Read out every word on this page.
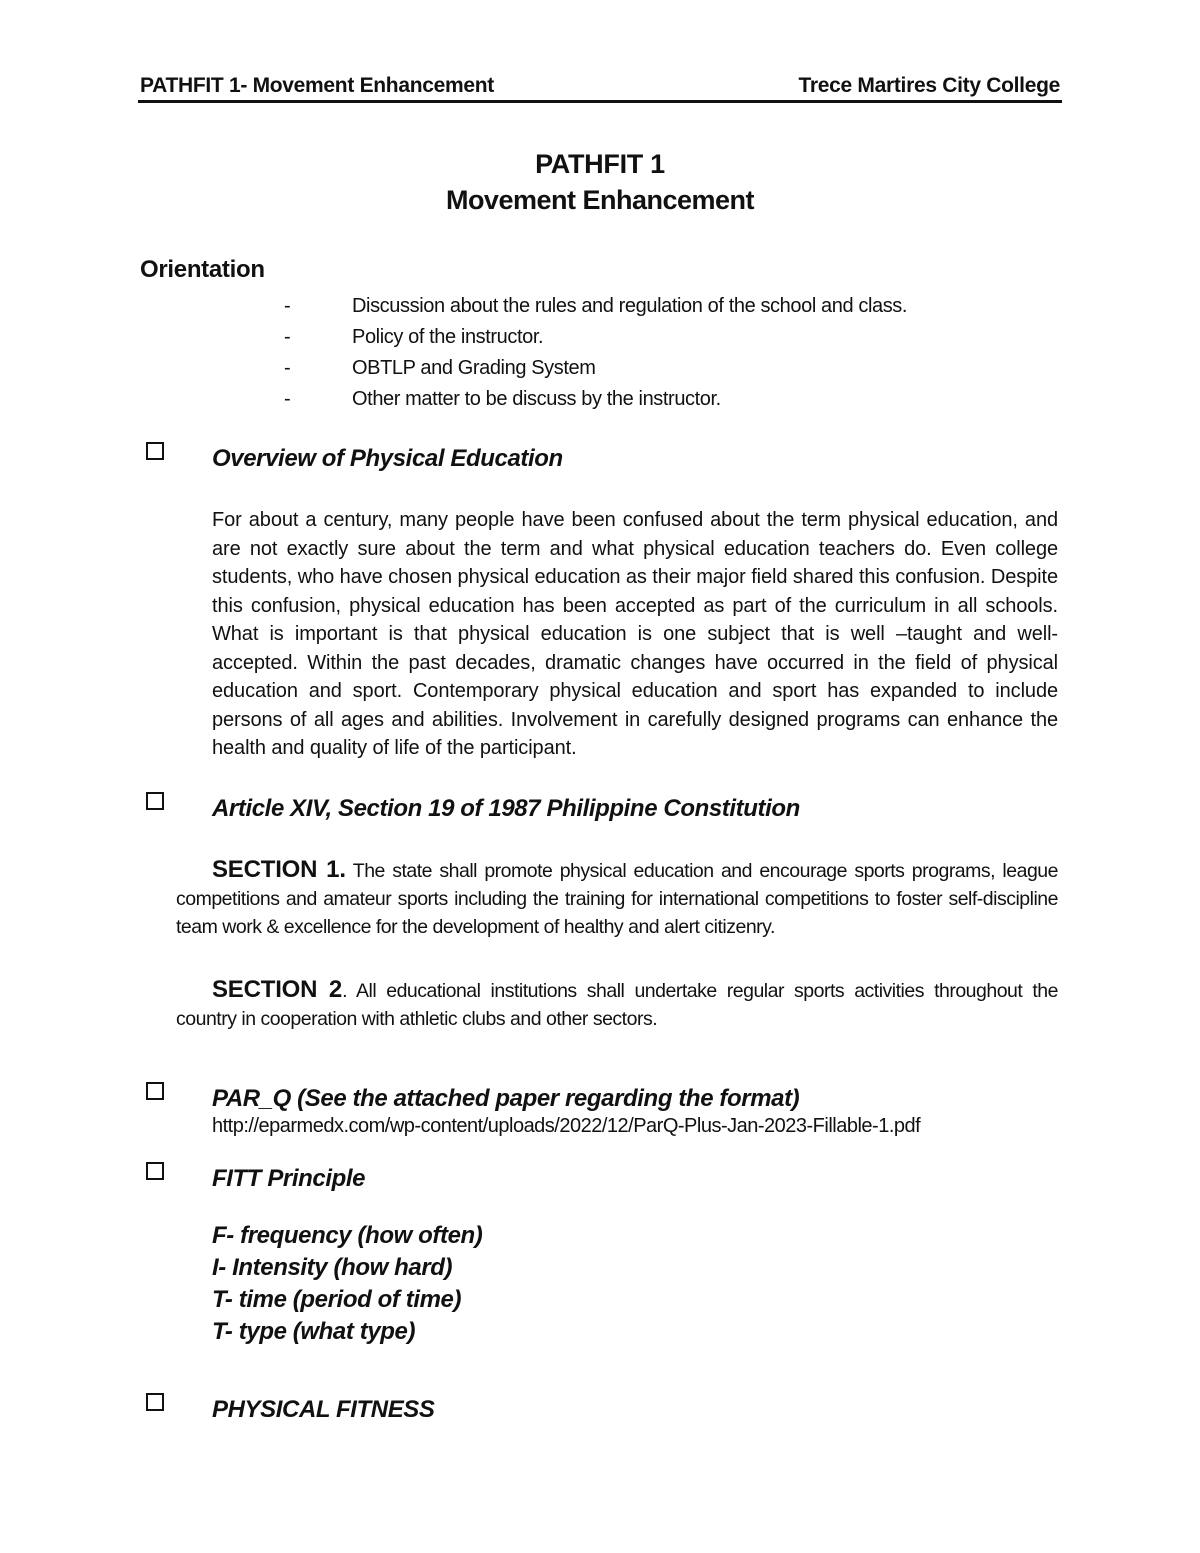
PATHFIT 1- Movement Enhancement	Trece Martires City College
PATHFIT 1
Movement Enhancement
Orientation
-	Discussion about the rules and regulation of the school and class.
-	Policy of the instructor.
-	OBTLP and Grading System
-	Other matter to be discuss by the instructor.
Overview of Physical Education

For about a century, many people have been confused about the term physical education, and are not exactly sure about the term and what physical education teachers do. Even college students, who have chosen physical education as their major field shared this confusion. Despite this confusion, physical education has been accepted as part of the curriculum in all schools. What is important is that physical education is one subject that is well –taught and well-accepted. Within the past decades, dramatic changes have occurred in the field of physical education and sport. Contemporary physical education and sport has expanded to include persons of all ages and abilities. Involvement in carefully designed programs can enhance the health and quality of life of the participant.

Article XIV, Section 19 of 1987 Philippine Constitution

SECTION 1. The state shall promote physical education and encourage sports programs, league competitions and amateur sports including the training for international competitions to foster self-discipline team work & excellence for the development of healthy and alert citizenry.

SECTION 2. All educational institutions shall undertake regular sports activities throughout the country in cooperation with athletic clubs and other sectors.

PAR_Q (See the attached paper regarding the format)
http://eparmedx.com/wp-content/uploads/2022/12/ParQ-Plus-Jan-2023-Fillable-1.pdf
FITT Principle
F- frequency (how often)
I- Intensity (how hard)
T- time (period of time)
T- type (what type)
PHYSICAL FITNESS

= = =

Print all of the entries word for word. Omit the pictures they contain.

Read out every word on this page.
PATHFIT 1- Movement Enhancement	Trece Martires City College
PATHFIT 1
Movement Enhancement
Orientation
-	Discussion about the rules and regulation of the school and class.
-	Policy of the instructor.
-	OBTLP and Grading System
-	Other matter to be discuss by the instructor.
Overview of Physical Education

For about a century, many people have been confused about the term physical education, and are not exactly sure about the term and what physical education teachers do. Even college students, who have chosen physical education as their major field shared this confusion. Despite this confusion, physical education has been accepted as part of the curriculum in all schools. What is important is that physical education is one subject that is well –taught and well-accepted. Within the past decades, dramatic changes have occurred in the field of physical education and sport. Contemporary physical education and sport has expanded to include persons of all ages and abilities. Involvement in carefully designed programs can enhance the health and quality of life of the participant.

Article XIV, Section 19 of 1987 Philippine Constitution

SECTION 1. The state shall promote physical education and encourage sports programs, league competitions and amateur sports including the training for international competitions to foster self-discipline team work & excellence for the development of healthy and alert citizenry.

SECTION 2. All educational institutions shall undertake regular sports activities throughout the country in cooperation with athletic clubs and other sectors.

PAR_Q (See the attached paper regarding the format)
http://eparmedx.com/wp-content/uploads/2022/12/ParQ-Plus-Jan-2023-Fillable-1.pdf
FITT Principle
F- frequency (how often)
I- Intensity (how hard)
T- time (period of time)
T- type (what type)
PHYSICAL FITNESS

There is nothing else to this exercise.